> What the exercise asks:
Reproduce every record below exactly as written, leaving out any pictures.

— start Exercise data —

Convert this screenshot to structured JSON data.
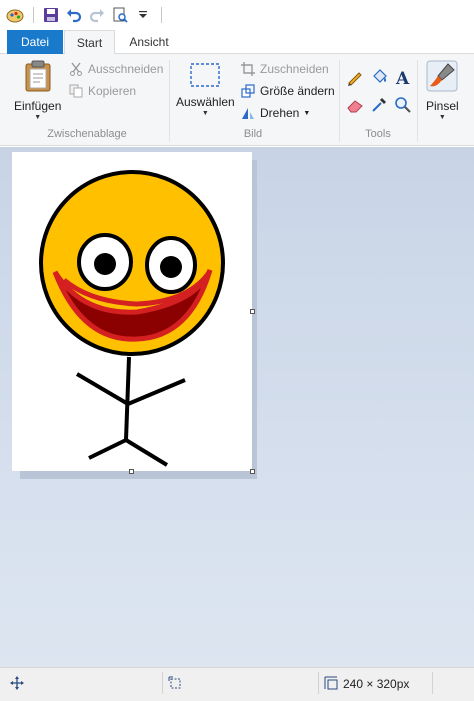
{
  "quick_access": {
    "items": [
      "paint-app-icon",
      "save-icon",
      "undo-icon",
      "redo-icon",
      "print-preview-icon",
      "customize-dropdown-icon"
    ]
  },
  "tabs": {
    "file": "Datei",
    "start": "Start",
    "view": "Ansicht"
  },
  "ribbon": {
    "clipboard": {
      "paste_label": "Einfügen",
      "cut_label": "Ausschneiden",
      "copy_label": "Kopieren",
      "group_label": "Zwischenablage"
    },
    "image": {
      "select_label": "Auswählen",
      "crop_label": "Zuschneiden",
      "resize_label": "Größe ändern",
      "rotate_label": "Drehen",
      "group_label": "Bild"
    },
    "tools": {
      "group_label": "Tools",
      "items": [
        "pencil-icon",
        "fill-bucket-icon",
        "text-icon",
        "eraser-icon",
        "color-picker-icon",
        "magnifier-icon"
      ]
    },
    "brushes": {
      "label": "Pinsel"
    }
  },
  "canvas": {
    "drawing": "smiley-stick-figure"
  },
  "status_bar": {
    "image_size": "240 × 320px"
  },
  "colors": {
    "file_tab": "#1979ca",
    "face_yellow": "#ffc000",
    "mouth_red": "#d42020",
    "mouth_dark": "#8b0000"
  }
}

— end Exercise data —

> The solution:
Convert this screenshot to structured JSON data.
{
  "quick_access": {
    "items": [
      "paint-app-icon",
      "save-icon",
      "undo-icon",
      "redo-icon",
      "print-preview-icon",
      "customize-dropdown-icon"
    ]
  },
  "tabs": {
    "file": "Datei",
    "start": "Start",
    "view": "Ansicht"
  },
  "ribbon": {
    "clipboard": {
      "paste_label": "Einfügen",
      "cut_label": "Ausschneiden",
      "copy_label": "Kopieren",
      "group_label": "Zwischenablage"
    },
    "image": {
      "select_label": "Auswählen",
      "crop_label": "Zuschneiden",
      "resize_label": "Größe ändern",
      "rotate_label": "Drehen",
      "group_label": "Bild"
    },
    "tools": {
      "group_label": "Tools",
      "items": [
        "pencil-icon",
        "fill-bucket-icon",
        "text-icon",
        "eraser-icon",
        "color-picker-icon",
        "magnifier-icon"
      ]
    },
    "brushes": {
      "label": "Pinsel"
    }
  },
  "canvas": {
    "drawing": "smiley-stick-figure"
  },
  "status_bar": {
    "image_size": "240 × 320px"
  },
  "colors": {
    "file_tab": "#1979ca",
    "face_yellow": "#ffc000",
    "mouth_red": "#d42020",
    "mouth_dark": "#8b0000"
  }
}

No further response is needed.